Excerpted records >>
================

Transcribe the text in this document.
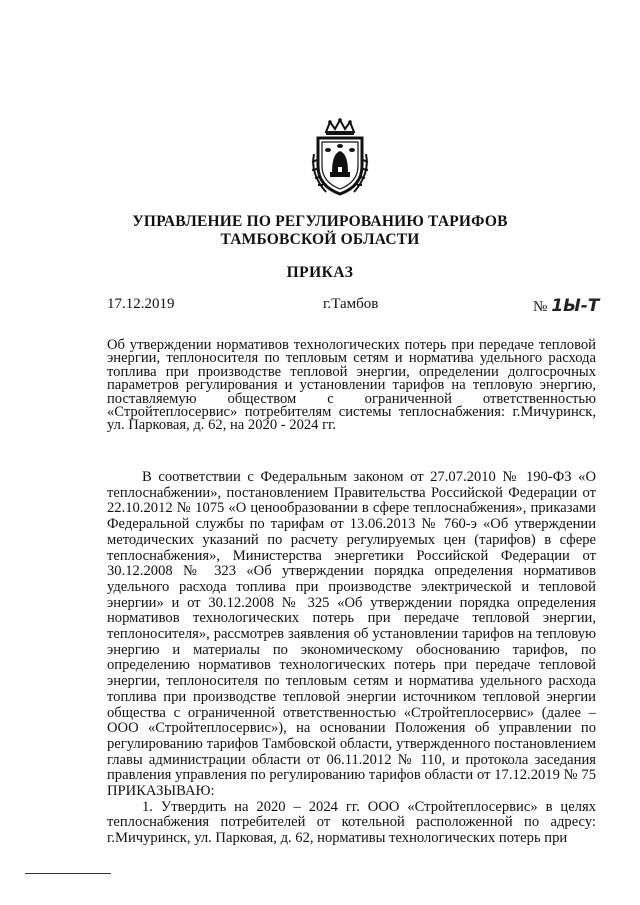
УПРАВЛЕНИЕ ПО РЕГУЛИРОВАНИЮ ТАРИФОВ
ТАМБОВСКОЙ ОБЛАСТИ
ПРИКАЗ
17.12.2019	г.Тамбов	№ 1Ы-Т
Об утверждении нормативов технологических потерь при передаче тепловой энергии, теплоносителя по тепловым сетям и норматива удельного расхода топлива при производстве тепловой энергии, определении долгосрочных параметров регулирования и установлении тарифов на тепловую энергию, поставляемую обществом с ограниченной ответственностью «Стройтеплосервис» потребителям системы теплоснабжения: г.Мичуринск, ул. Парковая, д. 62, на 2020 - 2024 гг.

В соответствии с Федеральным законом от 27.07.2010 № 190-ФЗ «О теплоснабжении», постановлением Правительства Российской Федерации от 22.10.2012 № 1075 «О ценообразовании в сфере теплоснабжения», приказами Федеральной службы по тарифам от 13.06.2013 № 760-э «Об утверждении методических указаний по расчету регулируемых цен (тарифов) в сфере теплоснабжения», Министерства энергетики Российской Федерации от 30.12.2008 № 323 «Об утверждении порядка определения нормативов удельного расхода топлива при производстве электрической и тепловой энергии» и от 30.12.2008 № 325 «Об утверждении порядка определения нормативов технологических потерь при передаче тепловой энергии, теплоносителя», рассмотрев заявления об установлении тарифов на тепловую энергию и материалы по экономическому обоснованию тарифов, по определению нормативов технологических потерь при передаче тепловой энергии, теплоносителя по тепловым сетям и норматива удельного расхода топлива при производстве тепловой энергии источником тепловой энергии общества с ограниченной ответственностью «Стройтеплосервис» (далее – ООО «Стройтеплосервис»), на основании Положения об управлении по регулированию тарифов Тамбовской области, утвержденного постановлением главы администрации области от 06.11.2012 № 110, и протокола заседания правления управления по регулированию тарифов области от 17.12.2019 № 75 ПРИКАЗЫВАЮ:

1. Утвердить на 2020 – 2024 гг. ООО «Стройтеплосервис» в целях теплоснабжения потребителей от котельной расположенной по адресу: г.Мичуринск, ул. Парковая, д. 62, нормативы технологических потерь при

================

Task statement >>
Extract each line from the listing that holds the word "Парковая".

Correct answer >>
Об утверждении нормативов технологических потерь при передаче тепловой энергии, теплоносителя по тепловым сетям и норматива удельного расхода топлива при производстве тепловой энергии, определении долгосрочных параметров регулирования и установлении тарифов на тепловую энергию, поставляемую обществом с ограниченной ответственностью «Стройтеплосервис» потребителям системы теплоснабжения: г.Мичуринск, ул. Парковая, д. 62, на 2020 - 2024 гг.
1. Утвердить на 2020 – 2024 гг. ООО «Стройтеплосервис» в целях теплоснабжения потребителей от котельной расположенной по адресу: г.Мичуринск, ул. Парковая, д. 62, нормативы технологических потерь при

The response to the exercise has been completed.